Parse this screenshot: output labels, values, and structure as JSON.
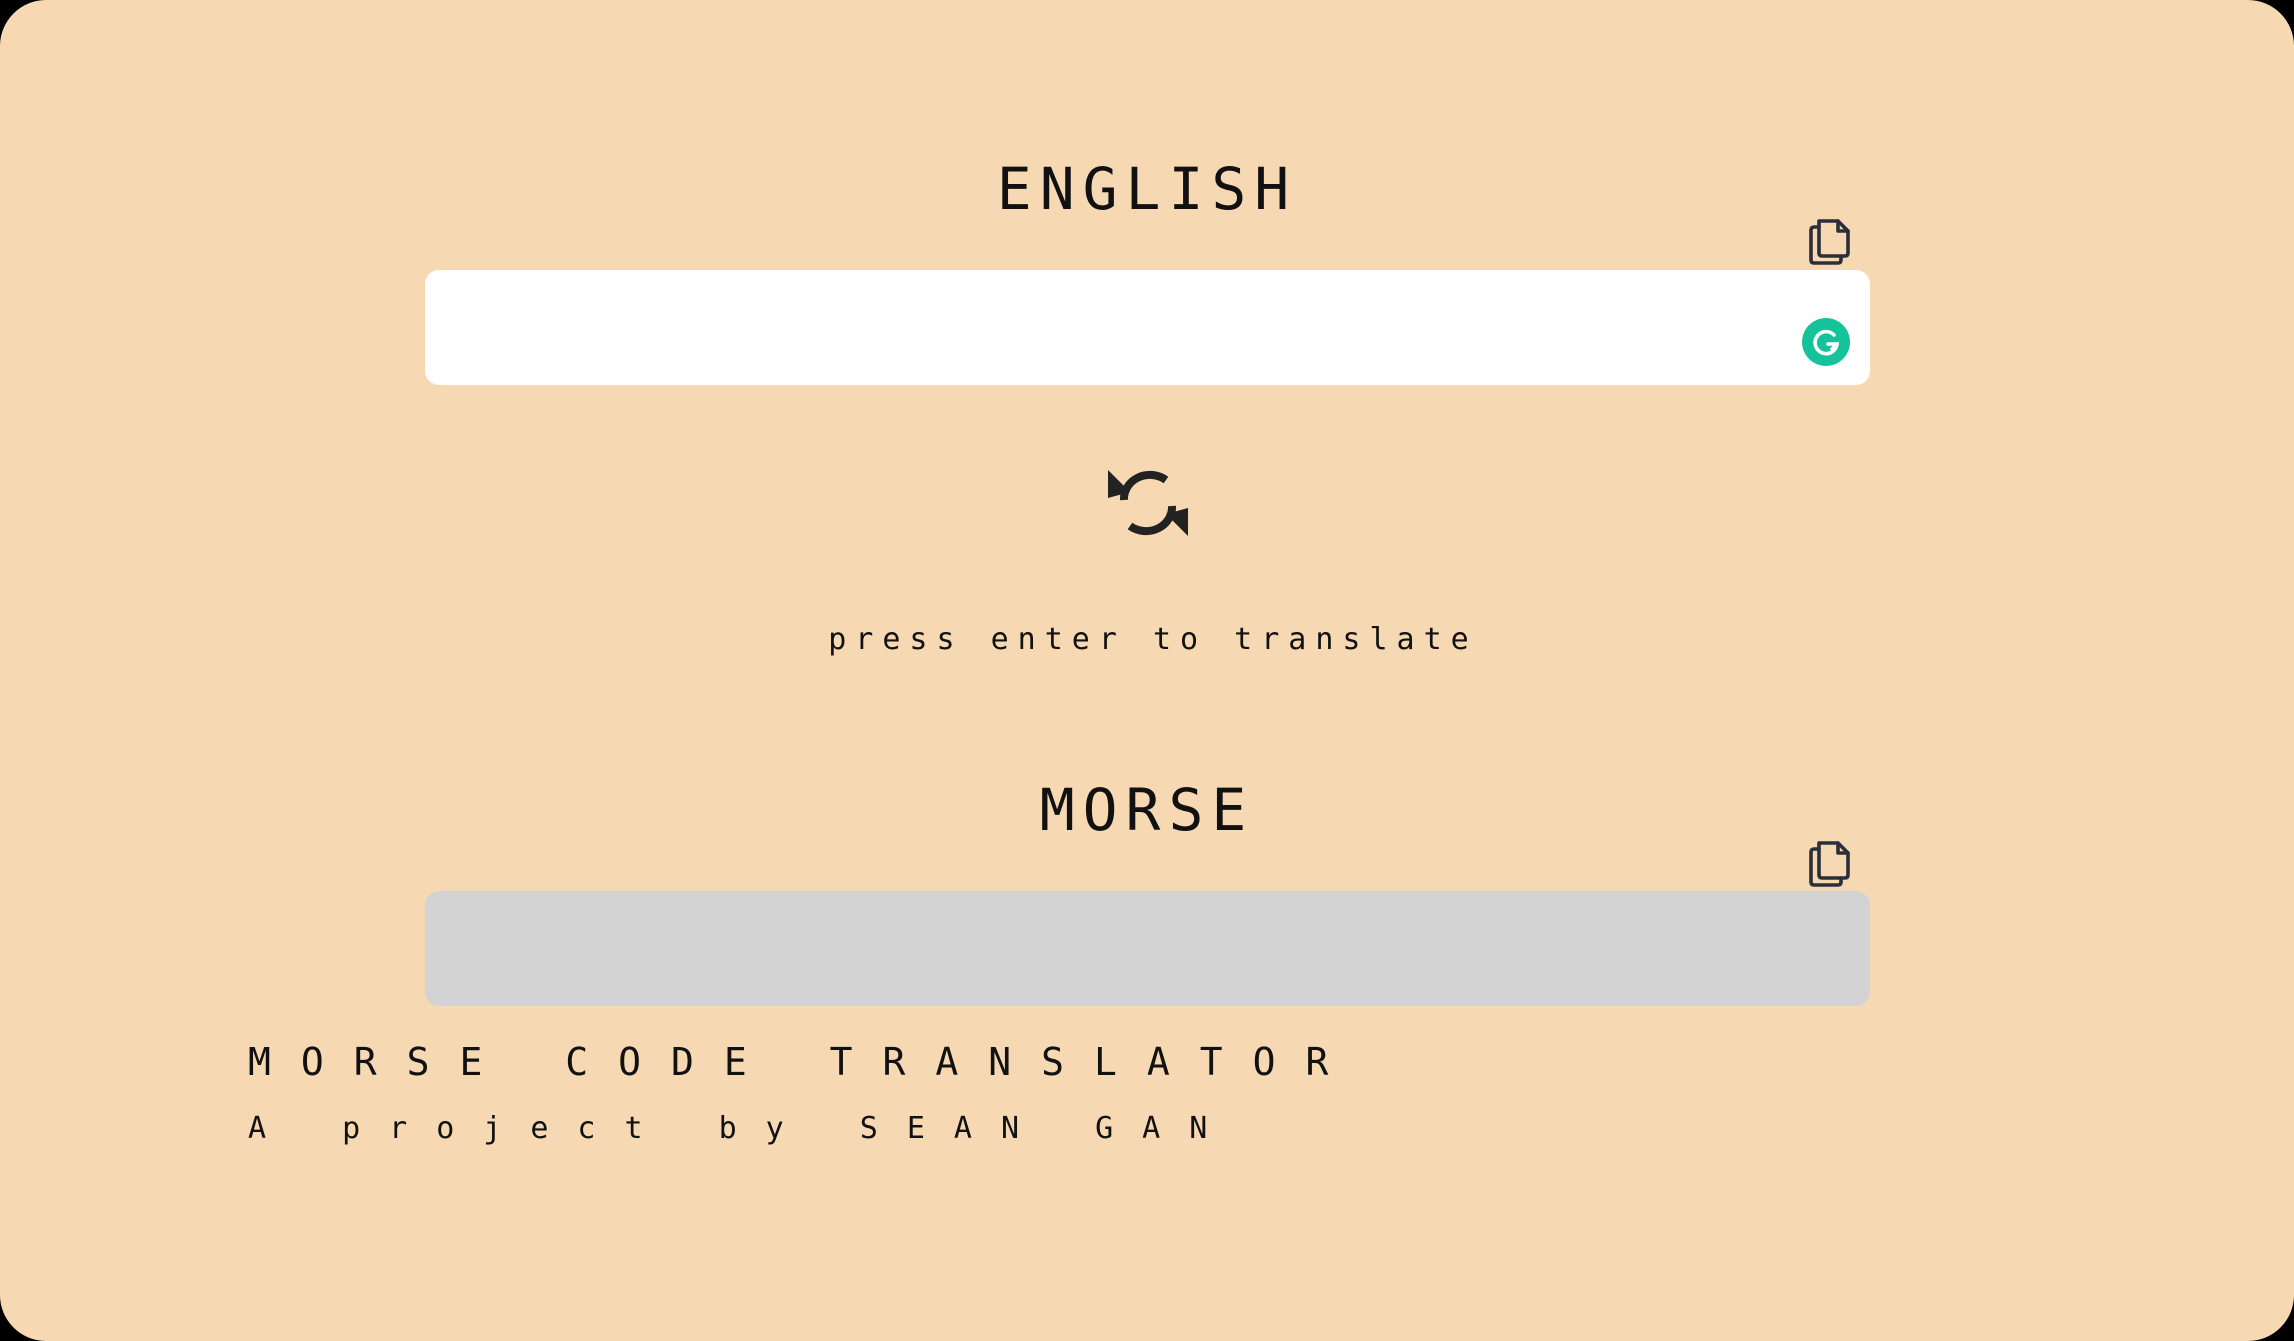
{
  "colors": {
    "page_background": "#f6d9b3",
    "input_background": "#ffffff",
    "output_background": "#d3d3d3",
    "text": "#111111",
    "grammarly_green": "#15c39a"
  },
  "english": {
    "heading": "ENGLISH",
    "copy_icon": "copy-icon",
    "input_value": "",
    "grammarly_icon": "grammarly-icon"
  },
  "swap": {
    "icon": "swap-arrows-icon"
  },
  "hint": {
    "text": "press enter to translate"
  },
  "morse": {
    "heading": "MORSE",
    "copy_icon": "copy-icon",
    "output_value": ""
  },
  "footer": {
    "title": "MORSE CODE TRANSLATOR",
    "subtitle": "A project by SEAN GAN"
  }
}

Task brief - Gather all lines of the records that include the word "icon".

Response to the exercise -
    "copy_icon": "copy-icon",
    "grammarly_icon": "grammarly-icon"
    "icon": "swap-arrows-icon"
    "copy_icon": "copy-icon",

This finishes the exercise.